» Exercise prompt: Omit the pictures, please, and give each record below again exactly.
>> BEGIN Records shown
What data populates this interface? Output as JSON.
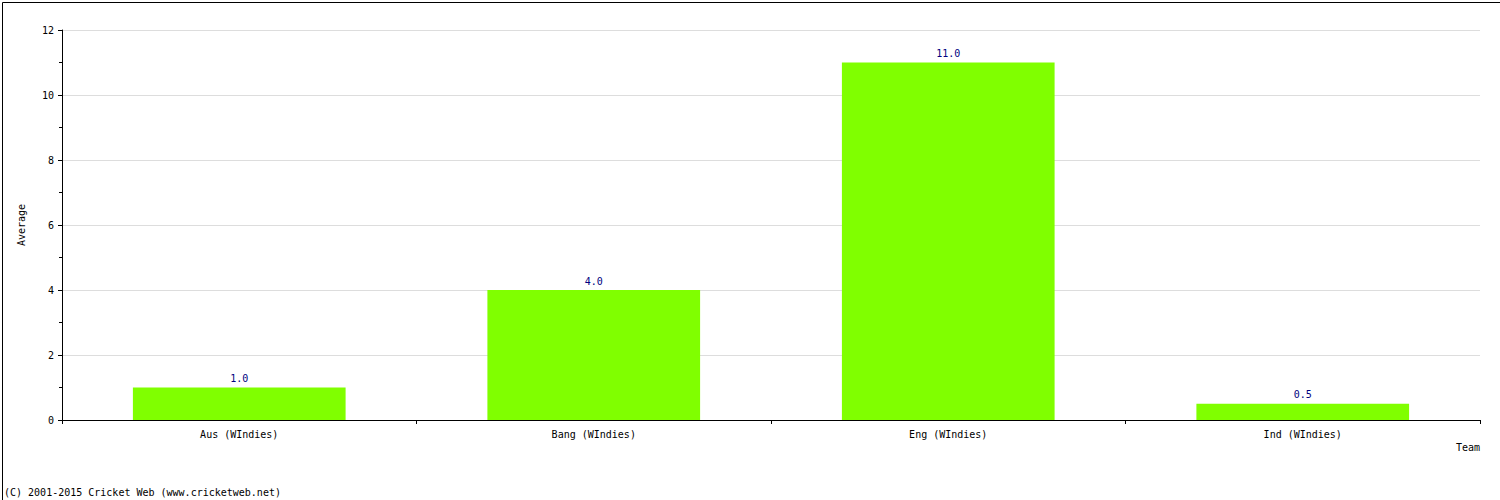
{
  "chart_data": {
    "type": "bar",
    "categories": [
      "Aus (WIndies)",
      "Bang (WIndies)",
      "Eng (WIndies)",
      "Ind (WIndies)"
    ],
    "values": [
      1.0,
      4.0,
      11.0,
      0.5
    ],
    "value_labels": [
      "1.0",
      "4.0",
      "11.0",
      "0.5"
    ],
    "data_labels": true,
    "color": "#80ff00",
    "x_label": "Team",
    "y_label": "Average",
    "ylim": [
      0,
      12
    ],
    "yticks": [
      0,
      2,
      4,
      6,
      8,
      10,
      12
    ],
    "grid": true,
    "annotations": [
      "(C) 2001-2015 Cricket Web (www.cricketweb.net)"
    ]
  }
}
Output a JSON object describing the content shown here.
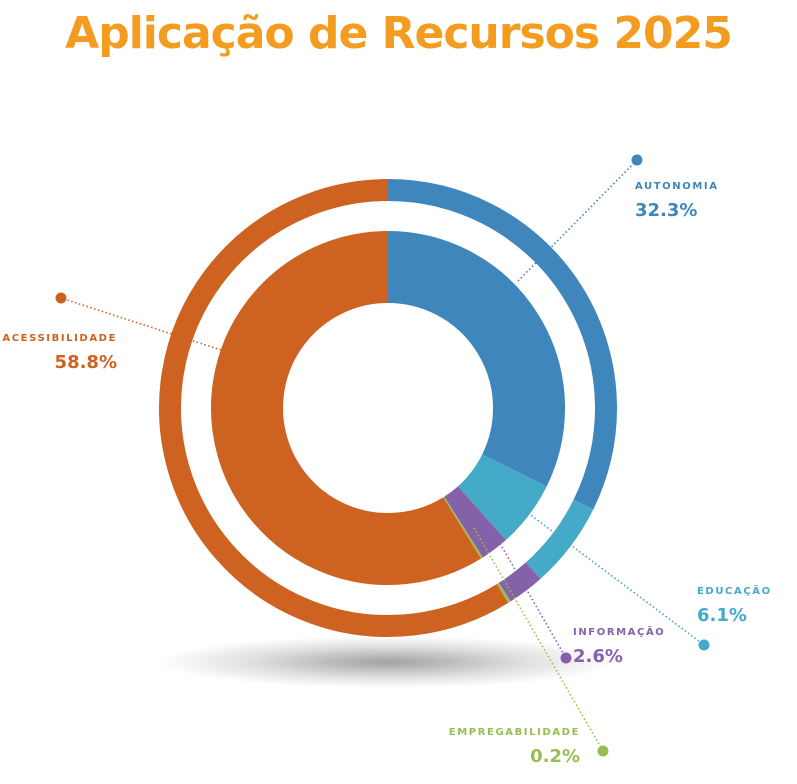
{
  "title": "Aplicação de Recursos 2025",
  "colors": {
    "title": "#f39c1f",
    "shadow": "#555555"
  },
  "chart_data": {
    "type": "pie",
    "style": "double-ring-donut",
    "title": "Aplicação de Recursos 2025",
    "unit": "%",
    "segments": [
      {
        "name": "AUTONOMIA",
        "value": 32.3,
        "value_label": "32.3%",
        "color": "#3e86bb"
      },
      {
        "name": "EDUCAÇÃO",
        "value": 6.1,
        "value_label": "6.1%",
        "color": "#44aac8"
      },
      {
        "name": "INFORMAÇÃO",
        "value": 2.6,
        "value_label": "2.6%",
        "color": "#8461a8"
      },
      {
        "name": "EMPREGABILIDADE",
        "value": 0.2,
        "value_label": "0.2%",
        "color": "#98be53"
      },
      {
        "name": "ACESSIBILIDADE",
        "value": 58.8,
        "value_label": "58.8%",
        "color": "#cd6221"
      }
    ]
  }
}
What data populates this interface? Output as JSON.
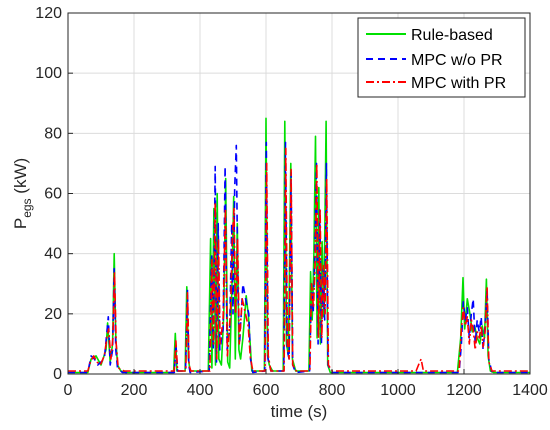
>> END Records shown
» Result of this exercise:
What data populates this interface? Output as JSON.
{
  "chart_data": {
    "type": "bar",
    "categories": [
      "Aus (WIndies)",
      "Bang (WIndies)",
      "Eng (WIndies)",
      "Ind (WIndies)"
    ],
    "values": [
      1.0,
      4.0,
      11.0,
      0.5
    ],
    "value_labels": [
      "1.0",
      "4.0",
      "11.0",
      "0.5"
    ],
    "data_labels": true,
    "color": "#80ff00",
    "x_label": "Team",
    "y_label": "Average",
    "ylim": [
      0,
      12
    ],
    "yticks": [
      0,
      2,
      4,
      6,
      8,
      10,
      12
    ],
    "grid": true,
    "annotations": [
      "(C) 2001-2015 Cricket Web (www.cricketweb.net)"
    ]
  }
}
Output a JSON object describing the content shown here.
{
  "title": "Aplicação de Recursos 2025",
  "colors": {
    "title": "#f39c1f",
    "shadow": "#555555"
  },
  "chart_data": {
    "type": "pie",
    "style": "double-ring-donut",
    "title": "Aplicação de Recursos 2025",
    "unit": "%",
    "segments": [
      {
        "name": "AUTONOMIA",
        "value": 32.3,
        "value_label": "32.3%",
        "color": "#3e86bb"
      },
      {
        "name": "EDUCAÇÃO",
        "value": 6.1,
        "value_label": "6.1%",
        "color": "#44aac8"
      },
      {
        "name": "INFORMAÇÃO",
        "value": 2.6,
        "value_label": "2.6%",
        "color": "#8461a8"
      },
      {
        "name": "EMPREGABILIDADE",
        "value": 0.2,
        "value_label": "0.2%",
        "color": "#98be53"
      },
      {
        "name": "ACESSIBILIDADE",
        "value": 58.8,
        "value_label": "58.8%",
        "color": "#cd6221"
      }
    ]
  }
}
What data populates this interface? Output as JSON.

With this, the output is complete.